Entries shown:
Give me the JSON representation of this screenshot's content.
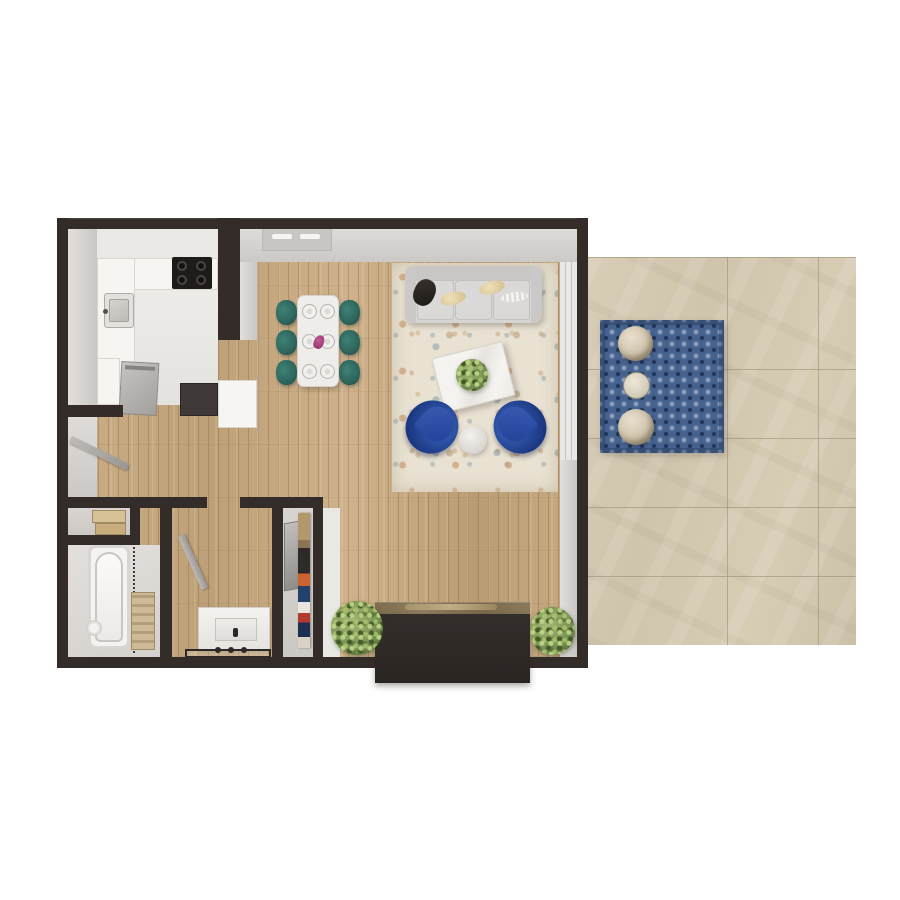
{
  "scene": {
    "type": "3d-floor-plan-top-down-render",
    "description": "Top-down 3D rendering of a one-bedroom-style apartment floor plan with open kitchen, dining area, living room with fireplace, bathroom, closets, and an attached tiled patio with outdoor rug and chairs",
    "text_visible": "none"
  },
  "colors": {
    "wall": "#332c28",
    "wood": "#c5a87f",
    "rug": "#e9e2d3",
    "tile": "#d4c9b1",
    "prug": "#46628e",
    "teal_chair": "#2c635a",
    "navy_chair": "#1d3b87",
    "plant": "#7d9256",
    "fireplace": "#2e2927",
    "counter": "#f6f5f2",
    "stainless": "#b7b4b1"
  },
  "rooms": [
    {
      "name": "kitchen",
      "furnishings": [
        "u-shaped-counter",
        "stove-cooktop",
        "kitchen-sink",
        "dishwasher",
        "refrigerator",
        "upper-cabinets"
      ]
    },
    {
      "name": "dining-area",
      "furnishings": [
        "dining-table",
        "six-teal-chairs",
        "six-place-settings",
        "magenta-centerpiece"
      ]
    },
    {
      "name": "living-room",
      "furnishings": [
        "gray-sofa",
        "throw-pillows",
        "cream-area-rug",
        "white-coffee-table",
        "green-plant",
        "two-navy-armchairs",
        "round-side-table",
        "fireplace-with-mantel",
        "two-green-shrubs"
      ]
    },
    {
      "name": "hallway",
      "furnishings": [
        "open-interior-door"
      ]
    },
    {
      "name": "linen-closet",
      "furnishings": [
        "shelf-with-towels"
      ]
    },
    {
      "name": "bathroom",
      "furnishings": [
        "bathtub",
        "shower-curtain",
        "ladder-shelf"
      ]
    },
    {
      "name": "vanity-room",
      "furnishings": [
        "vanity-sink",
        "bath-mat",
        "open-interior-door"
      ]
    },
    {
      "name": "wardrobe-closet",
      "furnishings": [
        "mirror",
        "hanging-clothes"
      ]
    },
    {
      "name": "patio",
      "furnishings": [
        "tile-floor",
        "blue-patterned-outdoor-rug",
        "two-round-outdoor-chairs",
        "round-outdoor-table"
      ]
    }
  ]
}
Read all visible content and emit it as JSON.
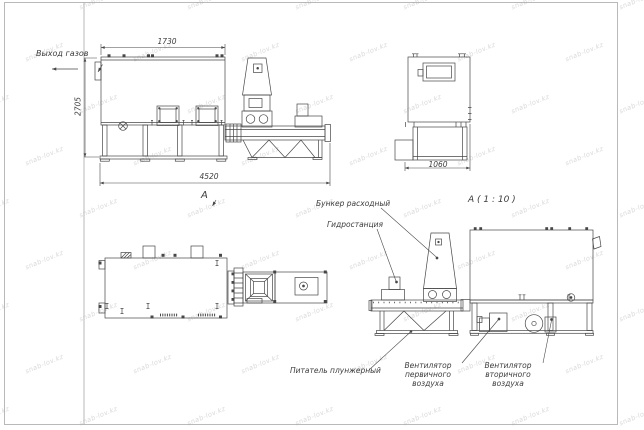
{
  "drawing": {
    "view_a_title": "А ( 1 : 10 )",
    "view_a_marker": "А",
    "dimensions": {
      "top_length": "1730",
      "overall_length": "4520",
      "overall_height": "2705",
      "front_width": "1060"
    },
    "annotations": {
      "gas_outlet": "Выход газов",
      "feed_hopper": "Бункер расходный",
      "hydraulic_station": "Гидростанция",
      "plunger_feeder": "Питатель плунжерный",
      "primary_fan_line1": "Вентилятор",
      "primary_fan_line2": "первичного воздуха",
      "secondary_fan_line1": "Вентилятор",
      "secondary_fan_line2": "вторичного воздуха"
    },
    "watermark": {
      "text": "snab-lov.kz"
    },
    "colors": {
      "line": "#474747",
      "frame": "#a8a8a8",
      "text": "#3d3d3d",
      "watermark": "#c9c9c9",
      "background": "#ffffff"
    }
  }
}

Exercise aim: Each line in the listing above that contains "patio" should be copied.

Solution to this exercise:
    "description": "Top-down 3D rendering of a one-bedroom-style apartment floor plan with open kitchen, dining area, living room with fireplace, bathroom, closets, and an attached tiled patio with outdoor rug and chairs",
      "name": "patio",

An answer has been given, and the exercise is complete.